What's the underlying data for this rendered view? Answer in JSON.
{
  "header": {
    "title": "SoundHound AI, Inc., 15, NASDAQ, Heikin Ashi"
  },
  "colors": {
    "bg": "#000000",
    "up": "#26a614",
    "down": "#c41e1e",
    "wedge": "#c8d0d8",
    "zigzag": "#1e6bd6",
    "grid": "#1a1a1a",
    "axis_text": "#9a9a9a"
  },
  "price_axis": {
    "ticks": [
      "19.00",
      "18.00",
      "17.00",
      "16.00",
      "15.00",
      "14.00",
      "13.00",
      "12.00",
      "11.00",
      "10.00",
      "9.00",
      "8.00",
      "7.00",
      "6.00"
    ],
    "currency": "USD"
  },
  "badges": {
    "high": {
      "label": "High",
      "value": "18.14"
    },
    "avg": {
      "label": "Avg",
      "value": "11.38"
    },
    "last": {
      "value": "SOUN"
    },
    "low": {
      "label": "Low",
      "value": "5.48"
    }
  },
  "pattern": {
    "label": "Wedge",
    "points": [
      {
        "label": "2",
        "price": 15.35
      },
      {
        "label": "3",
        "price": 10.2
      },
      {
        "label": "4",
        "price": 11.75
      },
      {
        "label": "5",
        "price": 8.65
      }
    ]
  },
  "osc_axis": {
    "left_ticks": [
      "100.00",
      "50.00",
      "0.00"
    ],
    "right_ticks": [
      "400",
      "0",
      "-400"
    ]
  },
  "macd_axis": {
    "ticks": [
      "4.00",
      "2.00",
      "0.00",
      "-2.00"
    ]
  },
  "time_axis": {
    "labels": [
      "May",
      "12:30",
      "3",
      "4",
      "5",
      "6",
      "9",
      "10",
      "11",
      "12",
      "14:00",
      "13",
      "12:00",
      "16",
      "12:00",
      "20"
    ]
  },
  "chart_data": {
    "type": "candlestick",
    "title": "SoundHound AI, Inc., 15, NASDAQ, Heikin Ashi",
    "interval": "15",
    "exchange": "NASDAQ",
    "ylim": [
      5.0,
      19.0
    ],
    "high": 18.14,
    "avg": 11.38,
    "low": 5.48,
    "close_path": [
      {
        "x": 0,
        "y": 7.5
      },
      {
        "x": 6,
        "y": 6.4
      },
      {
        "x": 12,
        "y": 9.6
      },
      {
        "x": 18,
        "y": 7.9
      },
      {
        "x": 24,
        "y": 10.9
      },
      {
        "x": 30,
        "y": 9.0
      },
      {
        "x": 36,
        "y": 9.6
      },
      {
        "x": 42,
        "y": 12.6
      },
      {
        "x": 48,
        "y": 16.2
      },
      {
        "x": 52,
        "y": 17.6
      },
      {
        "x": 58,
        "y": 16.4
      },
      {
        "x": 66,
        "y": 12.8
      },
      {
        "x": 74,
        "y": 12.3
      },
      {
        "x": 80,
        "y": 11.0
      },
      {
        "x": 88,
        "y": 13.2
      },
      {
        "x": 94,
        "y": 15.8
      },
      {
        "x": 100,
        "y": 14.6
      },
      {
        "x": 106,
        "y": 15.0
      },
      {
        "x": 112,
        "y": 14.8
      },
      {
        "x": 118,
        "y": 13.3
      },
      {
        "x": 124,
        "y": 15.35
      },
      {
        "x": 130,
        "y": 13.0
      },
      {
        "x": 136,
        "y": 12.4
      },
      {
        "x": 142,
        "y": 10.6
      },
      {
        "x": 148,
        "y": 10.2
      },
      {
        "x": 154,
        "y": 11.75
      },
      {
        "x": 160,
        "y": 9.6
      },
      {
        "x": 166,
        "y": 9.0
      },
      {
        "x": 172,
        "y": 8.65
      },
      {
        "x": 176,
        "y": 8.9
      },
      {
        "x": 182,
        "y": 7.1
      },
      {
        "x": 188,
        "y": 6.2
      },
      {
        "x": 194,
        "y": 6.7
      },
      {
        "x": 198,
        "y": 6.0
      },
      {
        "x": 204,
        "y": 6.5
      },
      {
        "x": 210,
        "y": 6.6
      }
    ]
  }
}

★ ★ ★ ★ ★ ★ ★

■ **Directive**
Return every line above that contains the word "Heikin".

■ **Output for this task**
    "title": "SoundHound AI, Inc., 15, NASDAQ, Heikin Ashi"
    "title": "SoundHound AI, Inc., 15, NASDAQ, Heikin Ashi",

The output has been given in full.